Alicia Seymour

 Alicia Seymour

Interview with Alicia Seymour

SBS:  Alicia!  First and foremost, let me extend a massive thank-you to you for your time with us here!  I’ve had an absolute blast checking into your music and researching your adventures…and quite honestly, I’m seriously impressed.  The songs that I’ve seen you cover aren’t just ‘songs’ per-se as they are absolute monuments to music itself…testaments to real songwriting with some of the biggest notes that singers can sing…and you NEVER shy away from these challenges!  In fact, from what I’ve personally seen, heard & witnessed…you THRIVE in these massive-anthems…I’ve seen songs you’ve covered from Miley Cyrus, Adele, Whitney Houston & more…and you absolutely exceeded my every expectation.  Honestly – you’ve got a tremendous voice and a real gift.

Tell us about what led to the confidence to go after the biggest songs ever written!  Where did the switch occur for you that things moved from singing being something you ‘thought’ you could do to becoming something you were sure you could do?

Alicia:  First, thank you so much for the unbelievable compliment. It is so amazing for someone to notice my singing in such depth and I truly am humbled.

Now to answer your question, my family truly was a big inspiration throughout my life. My mother has always been my number one fan. It was noticed that I carried a good tone when I was around three years old. There is a video of me singing to my Gram in her backyard. I started choir and musical theatre in school. I always thought I was good but never knew if I was good enough. I would push my voice to limits, singing things that were harder vocally. I wouldn’t sing them in front of people until I thought they were ready. It took me a very long time to sing Whitney Houston. I wanted, when I sang her, to be able to “do justice” to the song.

I think it was my junior year of high school that I truly thought I was sure to sing. It started as a dream to sing classical music. It changed a year later that I would go to a Christian university in Virginia and major in leading worship. It was family things that kept me here in Florida and not going into college. I then traveled through a long road of family and finding my way. Different ideas help with the molding of my voice it is today. I was part of a local theatre for one production. I auditioned for Disney to sing which I didn’t get but is the reason I have the job I still have today. I met some fun people who ended up helping form a band. Our name was Zodian and we didn’t make it too far as a band but my band members are still amazing to this day and living their dreams on their own.

All I ever knew was singing is the only thing that made me happy. It can open any door, invoke any emotion. It is so versatile and flexible. I knew it was what I wanted to do forever but was not sure how to go about it. I had one person interested in becoming my manager years ago but was pushy with a contract which scared me away. It was luck that Trackset found me. It was a simple idea that turned into something bigger, a dream if you will.

#### Task instructions
• 1. In the Alicia Seymour interview, condense the paragraph beginning "Now to answer your question" into a short bulleted list that keeps its main facts.
• 2. According to the Alicia Seymour interview, what was the name of the band Alicia helped form?
• 3. Resume the Alicia Seymour interview from its last sentence.
The data have no connection to the Alicia Seymour interview.

#### Dataset excerpt

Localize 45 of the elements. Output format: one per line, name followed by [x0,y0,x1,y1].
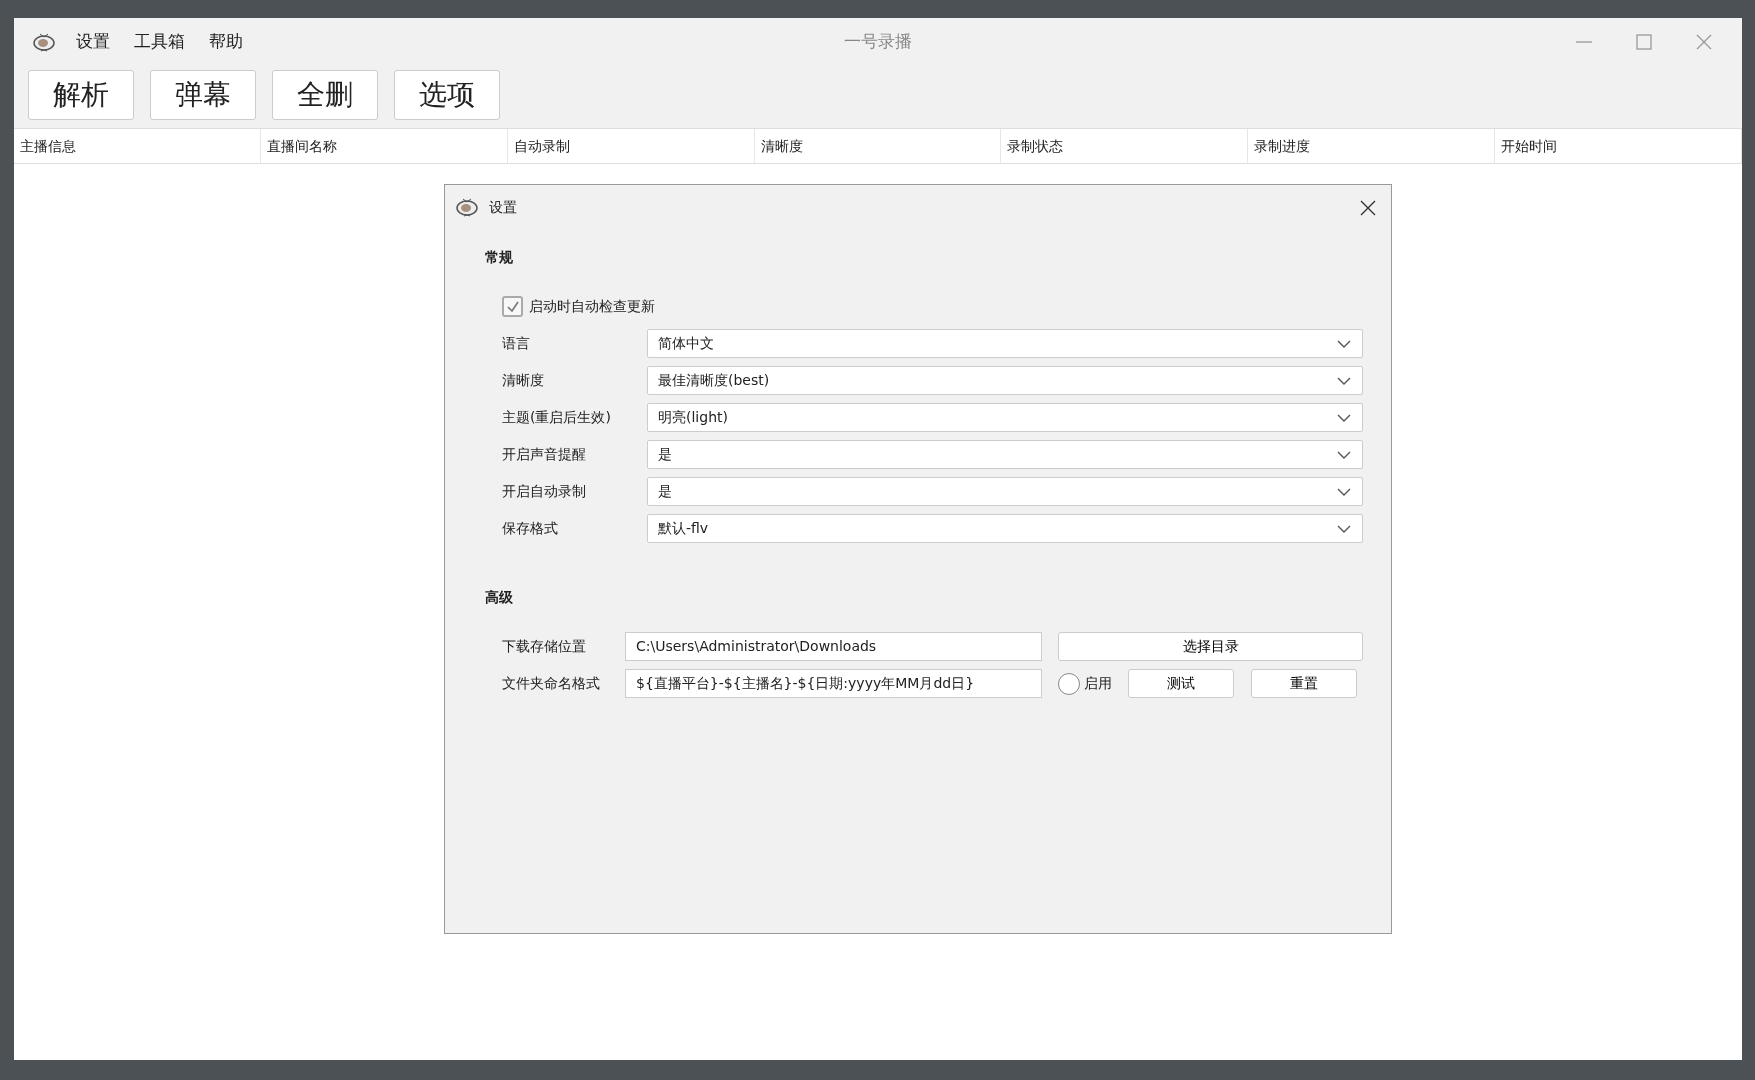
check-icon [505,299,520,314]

#### Task answers
• 1.
- Alicia's family, especially her mother, her number one fan, was a big inspiration.
- Her good tone was noticed at around age three, and a video shows her singing to her Gram in the Gram's backyard.
- She took part in choir and musical theatre in school.
- She thought she was good but didn't know if she was good enough, so she pushed her voice with harder songs and didn't sing them for others until they were ready.
- It took her a long time to sing Whitney Houston because she wanted to do the songs justice.

• 2. Zodian.

• 3.
SBS:  I’ll try not to dwell on the cover-tunes…I know you’ve got originals as well…but again, that list of names you see and the songs you’ve chosen is one that stood out to me.  From the choices you’ve made alone, I knew I was either in for someone that had a few-screws loose and was tone-deaf…or that potentially, I’d be uncovering the ‘real-deal’ – and I’m proud to say you proved to be the latter of those scenarios.  Do you feel pressure of any kind when taking on a song like Adele’s “Rolling In The Deep” or Houston’s version of “I Will Always Love You” to like…you know…get it like, REALLY right?  The internet is a cesspool of opinions and covering songs that are so entirely well-recognized the world over could go south for you if you didn’t get it right, didn’t cover it closely enough, changed it too much, etc, etc – you know how it can be out there and what people can be like I’m sure.  Does that ever enter your mind when you’re recording a song?  How do outside perspectives influence your music – or do they ever?

Alicia:   I think about this every time I record anything. Cover songs I am super picky about. I do not like changing songs from the originals very often. I believe in the song living on its own and meaning something as it is. I will listen to different versions, toy with ideas for a long time before claiming the cover as my own. I like acoustic a lot but not all songs should be acoustic or slowed down. I feel like that is done way too often.

As for pressure, I don’t think it is pressure I feel when singing harder songs. The truth is, I won’t even sing the song unless I am completely satisfied with it and I know I can make it sound the way I want. I haven’t had much influence from the internet as of yet but I do have a good friend of mine that I like to get advice from. She has a good ear. I would say yes, outside perspectives influence my music but I am very conscious of the source.

SBS:  Let’s take “Rolling In The Deep” and “Wrecking Ball” as our examples for this question…both again, I thought you knocked out of the park on your cover-versions incidentally.  TOUGH songs to sing…yet here you are Alicia, pulling it all off effortlessly like you were BORN to do it…serious credit to you my friend, you ARE loaded with talent.  Here’s an opportunity to help us all understand cover-tunes a bit more…and your motivation behind singing them…  What would you say your intentions were in covering these two songs are and how that relates to your own music/career…and now that they’re out there and you’ve heard your own performance on these songs – what would YOU say that you ended up bringing to these songs that might not have been there before?  What changed about these songs through your perspective and how did you make each performance become your ‘own thing?’

Alicia:  “Rolling in the Deep” is a song that I have covered a few times at karaoke. When I first heard the song sang by another person, they struggled with the high parts in the chorus. This made me want to try it without the struggle. It came fairly easily for me and the words just happened to fit into my life perfectly at that time. This brought everything out in the song making it such a fun and powerful song. I didn’t change much of the song itself. It is perfect that way it is. I think what I brought to it was maybe a little more power.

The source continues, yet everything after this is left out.